Each entry has to be copied exactly, with nothing missed.

begin Records

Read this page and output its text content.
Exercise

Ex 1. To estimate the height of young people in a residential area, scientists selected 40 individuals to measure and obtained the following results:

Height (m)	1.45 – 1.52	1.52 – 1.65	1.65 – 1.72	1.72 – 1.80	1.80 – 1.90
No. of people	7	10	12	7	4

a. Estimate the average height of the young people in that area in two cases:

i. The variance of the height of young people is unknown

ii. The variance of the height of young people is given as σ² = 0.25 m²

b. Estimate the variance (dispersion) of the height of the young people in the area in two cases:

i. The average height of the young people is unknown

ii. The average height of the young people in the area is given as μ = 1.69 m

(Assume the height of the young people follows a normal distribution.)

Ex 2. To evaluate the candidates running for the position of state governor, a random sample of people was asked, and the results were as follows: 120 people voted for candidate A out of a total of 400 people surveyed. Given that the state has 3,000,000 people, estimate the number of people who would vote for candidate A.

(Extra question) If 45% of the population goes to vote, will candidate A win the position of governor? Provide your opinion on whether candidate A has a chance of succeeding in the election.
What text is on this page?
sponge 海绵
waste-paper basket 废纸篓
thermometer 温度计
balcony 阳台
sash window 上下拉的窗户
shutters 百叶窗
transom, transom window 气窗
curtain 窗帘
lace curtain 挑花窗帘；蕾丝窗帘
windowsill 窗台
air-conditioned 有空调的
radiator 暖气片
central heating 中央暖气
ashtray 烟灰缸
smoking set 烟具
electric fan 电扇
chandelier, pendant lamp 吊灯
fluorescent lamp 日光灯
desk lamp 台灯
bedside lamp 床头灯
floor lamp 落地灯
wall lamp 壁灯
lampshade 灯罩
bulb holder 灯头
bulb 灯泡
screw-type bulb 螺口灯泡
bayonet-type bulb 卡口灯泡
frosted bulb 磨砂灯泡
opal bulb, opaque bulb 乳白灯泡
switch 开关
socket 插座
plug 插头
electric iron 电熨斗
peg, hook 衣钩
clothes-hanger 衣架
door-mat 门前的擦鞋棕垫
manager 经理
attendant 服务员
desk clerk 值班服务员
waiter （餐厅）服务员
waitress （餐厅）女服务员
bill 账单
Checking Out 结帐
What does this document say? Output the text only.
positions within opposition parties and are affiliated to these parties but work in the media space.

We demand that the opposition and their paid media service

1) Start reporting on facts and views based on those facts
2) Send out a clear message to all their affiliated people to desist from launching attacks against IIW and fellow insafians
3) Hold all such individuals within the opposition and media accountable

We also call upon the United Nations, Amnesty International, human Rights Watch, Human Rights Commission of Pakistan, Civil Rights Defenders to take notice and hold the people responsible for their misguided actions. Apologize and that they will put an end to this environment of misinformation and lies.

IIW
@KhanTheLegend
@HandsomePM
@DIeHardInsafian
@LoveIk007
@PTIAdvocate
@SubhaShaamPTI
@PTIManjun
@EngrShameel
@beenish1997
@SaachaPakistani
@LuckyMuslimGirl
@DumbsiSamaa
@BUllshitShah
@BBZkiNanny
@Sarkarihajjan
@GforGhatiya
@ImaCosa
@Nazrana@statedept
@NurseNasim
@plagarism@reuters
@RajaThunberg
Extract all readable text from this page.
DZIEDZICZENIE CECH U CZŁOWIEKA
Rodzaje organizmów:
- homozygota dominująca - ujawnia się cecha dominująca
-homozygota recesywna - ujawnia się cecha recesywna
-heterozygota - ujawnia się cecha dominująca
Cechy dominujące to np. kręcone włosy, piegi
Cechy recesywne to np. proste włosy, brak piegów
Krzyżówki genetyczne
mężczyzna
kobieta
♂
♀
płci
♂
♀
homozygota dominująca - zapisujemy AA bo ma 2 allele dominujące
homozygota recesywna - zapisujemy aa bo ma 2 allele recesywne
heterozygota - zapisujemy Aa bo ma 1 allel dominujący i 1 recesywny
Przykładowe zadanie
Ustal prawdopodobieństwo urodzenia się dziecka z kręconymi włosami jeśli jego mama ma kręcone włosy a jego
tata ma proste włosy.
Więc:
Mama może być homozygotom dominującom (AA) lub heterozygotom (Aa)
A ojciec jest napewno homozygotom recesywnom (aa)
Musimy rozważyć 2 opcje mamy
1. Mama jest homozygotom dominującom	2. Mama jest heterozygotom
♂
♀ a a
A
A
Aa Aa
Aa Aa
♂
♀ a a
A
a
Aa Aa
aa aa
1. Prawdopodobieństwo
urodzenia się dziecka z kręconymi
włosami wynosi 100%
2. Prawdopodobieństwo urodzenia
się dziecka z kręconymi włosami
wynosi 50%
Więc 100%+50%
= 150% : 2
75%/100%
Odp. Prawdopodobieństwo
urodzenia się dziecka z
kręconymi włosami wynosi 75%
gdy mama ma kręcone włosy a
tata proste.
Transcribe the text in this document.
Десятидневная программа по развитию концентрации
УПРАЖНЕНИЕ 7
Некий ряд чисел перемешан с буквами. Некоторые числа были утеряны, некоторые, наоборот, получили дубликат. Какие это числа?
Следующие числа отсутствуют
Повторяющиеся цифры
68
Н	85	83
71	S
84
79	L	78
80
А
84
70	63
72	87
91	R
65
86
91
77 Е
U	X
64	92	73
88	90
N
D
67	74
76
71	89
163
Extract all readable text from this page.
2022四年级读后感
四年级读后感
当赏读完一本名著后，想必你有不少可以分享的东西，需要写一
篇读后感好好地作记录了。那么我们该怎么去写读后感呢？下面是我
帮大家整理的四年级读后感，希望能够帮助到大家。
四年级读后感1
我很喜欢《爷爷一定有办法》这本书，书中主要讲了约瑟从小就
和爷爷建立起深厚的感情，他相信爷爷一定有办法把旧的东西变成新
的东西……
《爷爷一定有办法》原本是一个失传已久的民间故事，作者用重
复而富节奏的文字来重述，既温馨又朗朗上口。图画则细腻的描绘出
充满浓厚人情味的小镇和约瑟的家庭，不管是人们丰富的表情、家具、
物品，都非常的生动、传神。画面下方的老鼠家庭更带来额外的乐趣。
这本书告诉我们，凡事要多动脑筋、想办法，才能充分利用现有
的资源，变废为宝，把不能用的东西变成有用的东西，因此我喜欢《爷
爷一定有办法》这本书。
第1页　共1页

end Records

» Solved exercise
Read this page and output its text content.
Exercise

Ex 1. To estimate the height of young people in a residential area, scientists selected 40 individuals to measure and obtained the following results:

Height (m)	1.45 – 1.52	1.52 – 1.65	1.65 – 1.72	1.72 – 1.80	1.80 – 1.90
No. of people	7	10	12	7	4

a. Estimate the average height of the young people in that area in two cases:

i. The variance of the height of young people is unknown

ii. The variance of the height of young people is given as σ² = 0.25 m²

b. Estimate the variance (dispersion) of the height of the young people in the area in two cases:

i. The average height of the young people is unknown

ii. The average height of the young people in the area is given as μ = 1.69 m

(Assume the height of the young people follows a normal distribution.)

Ex 2. To evaluate the candidates running for the position of state governor, a random sample of people was asked, and the results were as follows: 120 people voted for candidate A out of a total of 400 people surveyed. Given that the state has 3,000,000 people, estimate the number of people who would vote for candidate A.

(Extra question) If 45% of the population goes to vote, will candidate A win the position of governor? Provide your opinion on whether candidate A has a chance of succeeding in the election.
What text is on this page?
sponge 海绵
waste-paper basket 废纸篓
thermometer 温度计
balcony 阳台
sash window 上下拉的窗户
shutters 百叶窗
transom, transom window 气窗
curtain 窗帘
lace curtain 挑花窗帘；蕾丝窗帘
windowsill 窗台
air-conditioned 有空调的
radiator 暖气片
central heating 中央暖气
ashtray 烟灰缸
smoking set 烟具
electric fan 电扇
chandelier, pendant lamp 吊灯
fluorescent lamp 日光灯
desk lamp 台灯
bedside lamp 床头灯
floor lamp 落地灯
wall lamp 壁灯
lampshade 灯罩
bulb holder 灯头
bulb 灯泡
screw-type bulb 螺口灯泡
bayonet-type bulb 卡口灯泡
frosted bulb 磨砂灯泡
opal bulb, opaque bulb 乳白灯泡
switch 开关
socket 插座
plug 插头
electric iron 电熨斗
peg, hook 衣钩
clothes-hanger 衣架
door-mat 门前的擦鞋棕垫
manager 经理
attendant 服务员
desk clerk 值班服务员
waiter （餐厅）服务员
waitress （餐厅）女服务员
bill 账单
Checking Out 结帐
What does this document say? Output the text only.
positions within opposition parties and are affiliated to these parties but work in the media space.

We demand that the opposition and their paid media service

1) Start reporting on facts and views based on those facts
2) Send out a clear message to all their affiliated people to desist from launching attacks against IIW and fellow insafians
3) Hold all such individuals within the opposition and media accountable

We also call upon the United Nations, Amnesty International, human Rights Watch, Human Rights Commission of Pakistan, Civil Rights Defenders to take notice and hold the people responsible for their misguided actions. Apologize and that they will put an end to this environment of misinformation and lies.

IIW
@KhanTheLegend
@HandsomePM
@DIeHardInsafian
@LoveIk007
@PTIAdvocate
@SubhaShaamPTI
@PTIManjun
@EngrShameel
@beenish1997
@SaachaPakistani
@LuckyMuslimGirl
@DumbsiSamaa
@BUllshitShah
@BBZkiNanny
@Sarkarihajjan
@GforGhatiya
@ImaCosa
@Nazrana@statedept
@NurseNasim
@plagarism@reuters
@RajaThunberg
Extract all readable text from this page.
DZIEDZICZENIE CECH U CZŁOWIEKA
Rodzaje organizmów:
- homozygota dominująca - ujawnia się cecha dominująca
-homozygota recesywna - ujawnia się cecha recesywna
-heterozygota - ujawnia się cecha dominująca
Cechy dominujące to np. kręcone włosy, piegi
Cechy recesywne to np. proste włosy, brak piegów
Krzyżówki genetyczne
mężczyzna
kobieta
♂
♀
płci
♂
♀
homozygota dominująca - zapisujemy AA bo ma 2 allele dominujące
homozygota recesywna - zapisujemy aa bo ma 2 allele recesywne
heterozygota - zapisujemy Aa bo ma 1 allel dominujący i 1 recesywny
Przykładowe zadanie
Ustal prawdopodobieństwo urodzenia się dziecka z kręconymi włosami jeśli jego mama ma kręcone włosy a jego
tata ma proste włosy.
Więc:
Mama może być homozygotom dominującom (AA) lub heterozygotom (Aa)
A ojciec jest napewno homozygotom recesywnom (aa)
Musimy rozważyć 2 opcje mamy
1. Mama jest homozygotom dominującom	2. Mama jest heterozygotom
♂
♀ a a
A
A
Aa Aa
Aa Aa
♂
♀ a a
A
a
Aa Aa
aa aa
1. Prawdopodobieństwo
urodzenia się dziecka z kręconymi
włosami wynosi 100%
2. Prawdopodobieństwo urodzenia
się dziecka z kręconymi włosami
wynosi 50%
Więc 100%+50%
= 150% : 2
75%/100%
Odp. Prawdopodobieństwo
urodzenia się dziecka z
kręconymi włosami wynosi 75%
gdy mama ma kręcone włosy a
tata proste.
Transcribe the text in this document.
Десятидневная программа по развитию концентрации
УПРАЖНЕНИЕ 7
Некий ряд чисел перемешан с буквами. Некоторые числа были утеряны, некоторые, наоборот, получили дубликат. Какие это числа?
Следующие числа отсутствуют
Повторяющиеся цифры
68
Н	85	83
71	S
84
79	L	78
80
А
84
70	63
72	87
91	R
65
86
91
77 Е
U	X
64	92	73
88	90
N
D
67	74
76
71	89
163
Extract all readable text from this page.
2022四年级读后感
四年级读后感
当赏读完一本名著后，想必你有不少可以分享的东西，需要写一
篇读后感好好地作记录了。那么我们该怎么去写读后感呢？下面是我
帮大家整理的四年级读后感，希望能够帮助到大家。
四年级读后感1
我很喜欢《爷爷一定有办法》这本书，书中主要讲了约瑟从小就
和爷爷建立起深厚的感情，他相信爷爷一定有办法把旧的东西变成新
的东西……
《爷爷一定有办法》原本是一个失传已久的民间故事，作者用重
复而富节奏的文字来重述，既温馨又朗朗上口。图画则细腻的描绘出
充满浓厚人情味的小镇和约瑟的家庭，不管是人们丰富的表情、家具、
物品，都非常的生动、传神。画面下方的老鼠家庭更带来额外的乐趣。
这本书告诉我们，凡事要多动脑筋、想办法，才能充分利用现有
的资源，变废为宝，把不能用的东西变成有用的东西，因此我喜欢《爷
爷一定有办法》这本书。
第1页　共1页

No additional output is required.